In your copy, repeat the records exactly and leave out the pictures.

Dataset records:
######
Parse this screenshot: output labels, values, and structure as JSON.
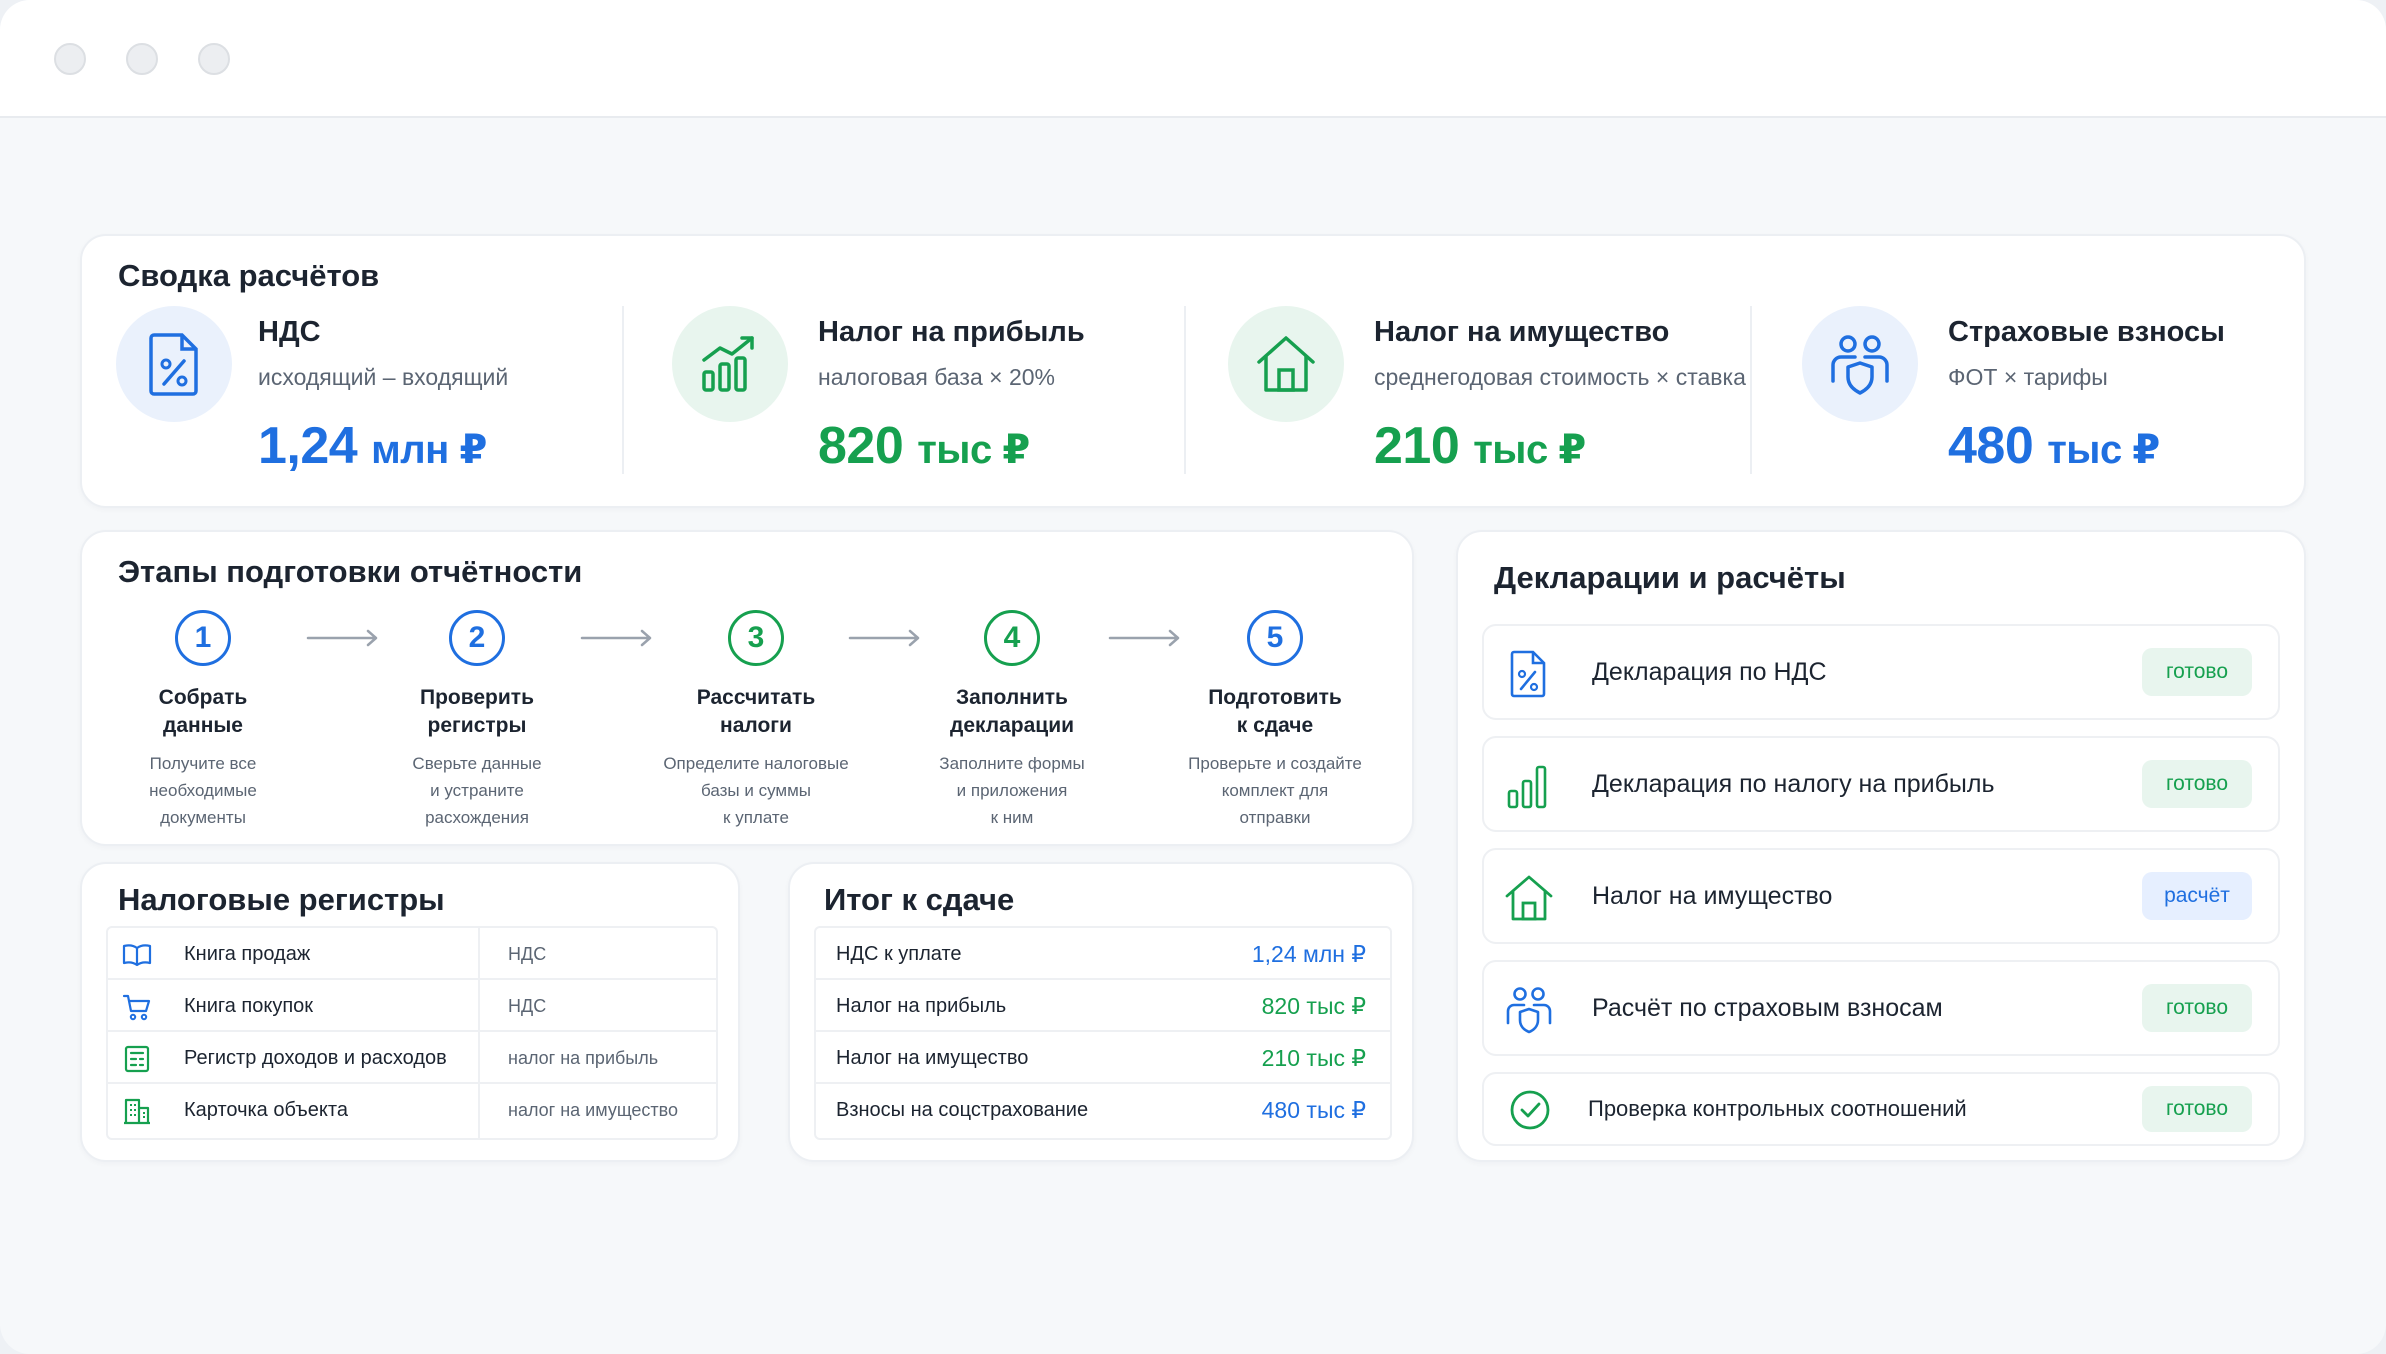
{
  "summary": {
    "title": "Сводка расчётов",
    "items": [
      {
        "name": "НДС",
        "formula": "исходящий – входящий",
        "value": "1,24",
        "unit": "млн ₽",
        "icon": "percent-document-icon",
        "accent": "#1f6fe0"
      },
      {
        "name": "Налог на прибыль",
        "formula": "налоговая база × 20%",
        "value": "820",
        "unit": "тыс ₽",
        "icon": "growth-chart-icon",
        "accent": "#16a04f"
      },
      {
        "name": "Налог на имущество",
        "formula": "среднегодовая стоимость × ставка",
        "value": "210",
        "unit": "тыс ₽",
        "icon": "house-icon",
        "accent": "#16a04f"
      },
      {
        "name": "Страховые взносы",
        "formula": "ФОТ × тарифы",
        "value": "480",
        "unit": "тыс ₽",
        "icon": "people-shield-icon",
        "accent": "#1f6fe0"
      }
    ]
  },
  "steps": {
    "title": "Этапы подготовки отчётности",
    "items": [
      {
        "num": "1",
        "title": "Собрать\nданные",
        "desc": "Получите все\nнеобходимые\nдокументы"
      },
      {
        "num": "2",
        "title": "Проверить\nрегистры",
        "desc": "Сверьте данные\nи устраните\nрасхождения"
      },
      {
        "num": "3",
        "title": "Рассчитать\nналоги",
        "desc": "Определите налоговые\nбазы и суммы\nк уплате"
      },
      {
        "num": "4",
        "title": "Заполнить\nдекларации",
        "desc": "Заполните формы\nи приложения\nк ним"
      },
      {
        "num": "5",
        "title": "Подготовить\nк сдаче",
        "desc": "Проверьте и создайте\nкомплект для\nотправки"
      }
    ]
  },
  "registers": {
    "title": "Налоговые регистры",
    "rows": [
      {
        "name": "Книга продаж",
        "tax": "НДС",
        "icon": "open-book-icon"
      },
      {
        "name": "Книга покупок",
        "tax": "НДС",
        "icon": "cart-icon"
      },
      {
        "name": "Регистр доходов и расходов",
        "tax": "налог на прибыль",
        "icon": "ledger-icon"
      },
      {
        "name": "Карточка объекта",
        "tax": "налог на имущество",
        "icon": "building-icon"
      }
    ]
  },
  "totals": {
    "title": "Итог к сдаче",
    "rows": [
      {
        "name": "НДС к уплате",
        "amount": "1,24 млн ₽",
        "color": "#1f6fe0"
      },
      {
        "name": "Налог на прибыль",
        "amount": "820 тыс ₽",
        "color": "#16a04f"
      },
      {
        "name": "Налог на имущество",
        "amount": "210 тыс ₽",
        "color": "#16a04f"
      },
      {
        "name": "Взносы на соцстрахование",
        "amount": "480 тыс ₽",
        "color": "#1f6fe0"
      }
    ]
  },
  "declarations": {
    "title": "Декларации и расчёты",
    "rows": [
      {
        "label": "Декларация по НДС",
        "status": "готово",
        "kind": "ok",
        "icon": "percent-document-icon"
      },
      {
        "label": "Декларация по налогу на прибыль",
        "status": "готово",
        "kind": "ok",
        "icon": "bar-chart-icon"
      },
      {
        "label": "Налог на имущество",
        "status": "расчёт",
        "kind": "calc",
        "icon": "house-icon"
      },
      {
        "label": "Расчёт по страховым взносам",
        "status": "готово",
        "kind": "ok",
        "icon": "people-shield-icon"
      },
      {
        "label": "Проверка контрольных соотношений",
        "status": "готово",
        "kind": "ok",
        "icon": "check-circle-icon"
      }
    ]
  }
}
######
● Reply
Parse this screenshot: output labels, values, and structure as JSON.
{
  "summary": {
    "title": "Сводка расчётов",
    "items": [
      {
        "name": "НДС",
        "formula": "исходящий – входящий",
        "value": "1,24",
        "unit": "млн ₽",
        "icon": "percent-document-icon",
        "accent": "#1f6fe0"
      },
      {
        "name": "Налог на прибыль",
        "formula": "налоговая база × 20%",
        "value": "820",
        "unit": "тыс ₽",
        "icon": "growth-chart-icon",
        "accent": "#16a04f"
      },
      {
        "name": "Налог на имущество",
        "formula": "среднегодовая стоимость × ставка",
        "value": "210",
        "unit": "тыс ₽",
        "icon": "house-icon",
        "accent": "#16a04f"
      },
      {
        "name": "Страховые взносы",
        "formula": "ФОТ × тарифы",
        "value": "480",
        "unit": "тыс ₽",
        "icon": "people-shield-icon",
        "accent": "#1f6fe0"
      }
    ]
  },
  "steps": {
    "title": "Этапы подготовки отчётности",
    "items": [
      {
        "num": "1",
        "title": "Собрать\nданные",
        "desc": "Получите все\nнеобходимые\nдокументы"
      },
      {
        "num": "2",
        "title": "Проверить\nрегистры",
        "desc": "Сверьте данные\nи устраните\nрасхождения"
      },
      {
        "num": "3",
        "title": "Рассчитать\nналоги",
        "desc": "Определите налоговые\nбазы и суммы\nк уплате"
      },
      {
        "num": "4",
        "title": "Заполнить\nдекларации",
        "desc": "Заполните формы\nи приложения\nк ним"
      },
      {
        "num": "5",
        "title": "Подготовить\nк сдаче",
        "desc": "Проверьте и создайте\nкомплект для\nотправки"
      }
    ]
  },
  "registers": {
    "title": "Налоговые регистры",
    "rows": [
      {
        "name": "Книга продаж",
        "tax": "НДС",
        "icon": "open-book-icon"
      },
      {
        "name": "Книга покупок",
        "tax": "НДС",
        "icon": "cart-icon"
      },
      {
        "name": "Регистр доходов и расходов",
        "tax": "налог на прибыль",
        "icon": "ledger-icon"
      },
      {
        "name": "Карточка объекта",
        "tax": "налог на имущество",
        "icon": "building-icon"
      }
    ]
  },
  "totals": {
    "title": "Итог к сдаче",
    "rows": [
      {
        "name": "НДС к уплате",
        "amount": "1,24 млн ₽",
        "color": "#1f6fe0"
      },
      {
        "name": "Налог на прибыль",
        "amount": "820 тыс ₽",
        "color": "#16a04f"
      },
      {
        "name": "Налог на имущество",
        "amount": "210 тыс ₽",
        "color": "#16a04f"
      },
      {
        "name": "Взносы на соцстрахование",
        "amount": "480 тыс ₽",
        "color": "#1f6fe0"
      }
    ]
  },
  "declarations": {
    "title": "Декларации и расчёты",
    "rows": [
      {
        "label": "Декларация по НДС",
        "status": "готово",
        "kind": "ok",
        "icon": "percent-document-icon"
      },
      {
        "label": "Декларация по налогу на прибыль",
        "status": "готово",
        "kind": "ok",
        "icon": "bar-chart-icon"
      },
      {
        "label": "Налог на имущество",
        "status": "расчёт",
        "kind": "calc",
        "icon": "house-icon"
      },
      {
        "label": "Расчёт по страховым взносам",
        "status": "готово",
        "kind": "ok",
        "icon": "people-shield-icon"
      },
      {
        "label": "Проверка контрольных соотношений",
        "status": "готово",
        "kind": "ok",
        "icon": "check-circle-icon"
      }
    ]
  }
}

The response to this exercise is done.